▶ [Required work]
Give every line again exactly as it appears, please, but not the pictures.

▶ [Given entries]

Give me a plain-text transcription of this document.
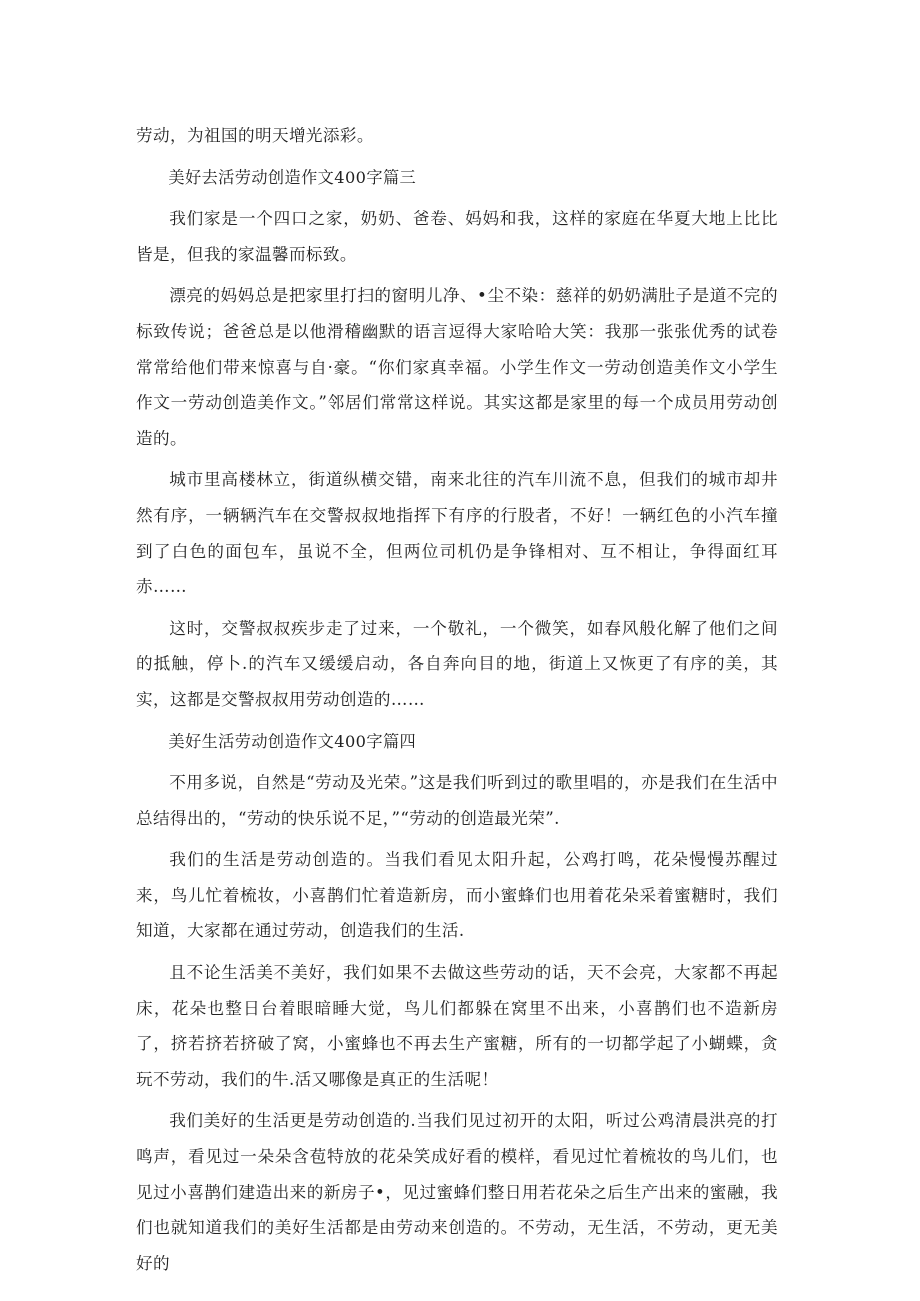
劳动，为祖国的明天增光添彩。

美好去活劳动创造作文400字篇三

我们家是一个四口之家，奶奶、爸卷、妈妈和我，这样的家庭在华夏大地上比比皆是，但我的家温馨而标致。

漂亮的妈妈总是把家里打扫的窗明儿净、•尘不染：慈祥的奶奶满肚子是道不完的标致传说；爸爸总是以他滑稽幽默的语言逗得大家哈哈大笑：我那一张张优秀的试卷常常给他们带来惊喜与自·豪。“你们家真幸福。小学生作文一劳动创造美作文小学生作文一劳动创造美作文。”邻居们常常这样说。其实这都是家里的每一个成员用劳动创造的。

城市里高楼林立，街道纵横交错，南来北往的汽车川流不息，但我们的城市却井然有序，一辆辆汽车在交警叔叔地指挥下有序的行股者，不好！一辆红色的小汽车撞到了白色的面包车，虽说不全，但两位司机仍是争锋相对、互不相让，争得面红耳赤……

这时，交警叔叔疾步走了过来，一个敬礼，一个微笑，如春风般化解了他们之间的抵触，停卜.的汽车又缓缓启动，各自奔向目的地，街道上又恢更了有序的美，其实，这都是交警叔叔用劳动创造的……

美好生活劳动创造作文400字篇四

不用多说，自然是“劳动及光荣。”这是我们听到过的歌里唱的，亦是我们在生活中总结得出的，“劳动的快乐说不足，”“劳动的创造最光荣”.

我们的生活是劳动创造的。当我们看见太阳升起，公鸡打鸣，花朵慢慢苏醒过来，鸟儿忙着梳妆，小喜鹊们忙着造新房，而小蜜蜂们也用着花朵采着蜜糖时，我们知道，大家都在通过劳动，创造我们的生活.

且不论生活美不美好，我们如果不去做这些劳动的话，天不会亮，大家都不再起床，花朵也整日台着眼暗睡大觉，鸟儿们都躲在窝里不出来，小喜鹊们也不造新房了，挤若挤若挤破了窝，小蜜蜂也不再去生产蜜糖，所有的一切都学起了小蝴蝶，贪玩不劳动，我们的牛.活又哪像是真正的生活呢！

我们美好的生活更是劳动创造的.当我们见过初开的太阳，听过公鸡清晨洪亮的打鸣声，看见过一朵朵含苞特放的花朵笑成好看的模样，看见过忙着梳妆的鸟儿们，也见过小喜鹊们建造出来的新房子•，见过蜜蜂们整日用若花朵之后生产出来的蜜融，我们也就知道我们的美好生活都是由劳动来创造的。不劳动，无生活，不劳动，更无美好的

▶ [Complete response]
Give me a plain-text transcription of this document.
劳动，为祖国的明天增光添彩。

美好去活劳动创造作文400字篇三

我们家是一个四口之家，奶奶、爸卷、妈妈和我，这样的家庭在华夏大地上比比皆是，但我的家温馨而标致。

漂亮的妈妈总是把家里打扫的窗明儿净、•尘不染：慈祥的奶奶满肚子是道不完的标致传说；爸爸总是以他滑稽幽默的语言逗得大家哈哈大笑：我那一张张优秀的试卷常常给他们带来惊喜与自·豪。“你们家真幸福。小学生作文一劳动创造美作文小学生作文一劳动创造美作文。”邻居们常常这样说。其实这都是家里的每一个成员用劳动创造的。

城市里高楼林立，街道纵横交错，南来北往的汽车川流不息，但我们的城市却井然有序，一辆辆汽车在交警叔叔地指挥下有序的行股者，不好！一辆红色的小汽车撞到了白色的面包车，虽说不全，但两位司机仍是争锋相对、互不相让，争得面红耳赤……

这时，交警叔叔疾步走了过来，一个敬礼，一个微笑，如春风般化解了他们之间的抵触，停卜.的汽车又缓缓启动，各自奔向目的地，街道上又恢更了有序的美，其实，这都是交警叔叔用劳动创造的……

美好生活劳动创造作文400字篇四

不用多说，自然是“劳动及光荣。”这是我们听到过的歌里唱的，亦是我们在生活中总结得出的，“劳动的快乐说不足，”“劳动的创造最光荣”.

我们的生活是劳动创造的。当我们看见太阳升起，公鸡打鸣，花朵慢慢苏醒过来，鸟儿忙着梳妆，小喜鹊们忙着造新房，而小蜜蜂们也用着花朵采着蜜糖时，我们知道，大家都在通过劳动，创造我们的生活.

且不论生活美不美好，我们如果不去做这些劳动的话，天不会亮，大家都不再起床，花朵也整日台着眼暗睡大觉，鸟儿们都躲在窝里不出来，小喜鹊们也不造新房了，挤若挤若挤破了窝，小蜜蜂也不再去生产蜜糖，所有的一切都学起了小蝴蝶，贪玩不劳动，我们的牛.活又哪像是真正的生活呢！

我们美好的生活更是劳动创造的.当我们见过初开的太阳，听过公鸡清晨洪亮的打鸣声，看见过一朵朵含苞特放的花朵笑成好看的模样，看见过忙着梳妆的鸟儿们，也见过小喜鹊们建造出来的新房子•，见过蜜蜂们整日用若花朵之后生产出来的蜜融，我们也就知道我们的美好生活都是由劳动来创造的。不劳动，无生活，不劳动，更无美好的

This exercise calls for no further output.